### Data section
****************************************
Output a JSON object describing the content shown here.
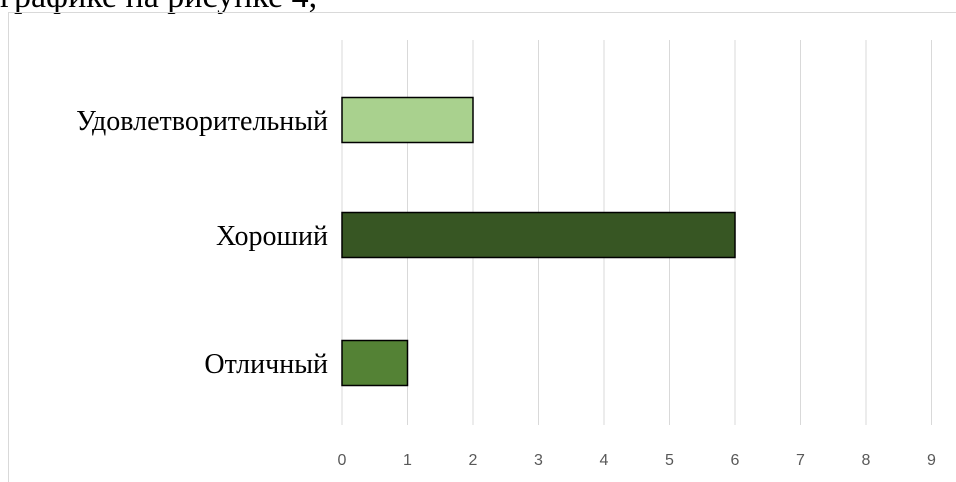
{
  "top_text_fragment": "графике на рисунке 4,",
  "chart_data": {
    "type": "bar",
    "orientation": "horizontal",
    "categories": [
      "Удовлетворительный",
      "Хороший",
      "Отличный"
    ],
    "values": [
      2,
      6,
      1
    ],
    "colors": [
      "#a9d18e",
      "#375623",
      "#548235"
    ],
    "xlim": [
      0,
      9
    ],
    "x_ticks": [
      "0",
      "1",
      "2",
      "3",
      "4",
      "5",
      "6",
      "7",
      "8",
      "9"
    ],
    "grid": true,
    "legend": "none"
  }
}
****************************************
### What to do
Print all of the entries word for word. Skip any images they contain.

### Final result
Output a JSON object describing the content shown here.
{
  "top_text_fragment": "графике на рисунке 4,",
  "chart_data": {
    "type": "bar",
    "orientation": "horizontal",
    "categories": [
      "Удовлетворительный",
      "Хороший",
      "Отличный"
    ],
    "values": [
      2,
      6,
      1
    ],
    "colors": [
      "#a9d18e",
      "#375623",
      "#548235"
    ],
    "xlim": [
      0,
      9
    ],
    "x_ticks": [
      "0",
      "1",
      "2",
      "3",
      "4",
      "5",
      "6",
      "7",
      "8",
      "9"
    ],
    "grid": true,
    "legend": "none"
  }
}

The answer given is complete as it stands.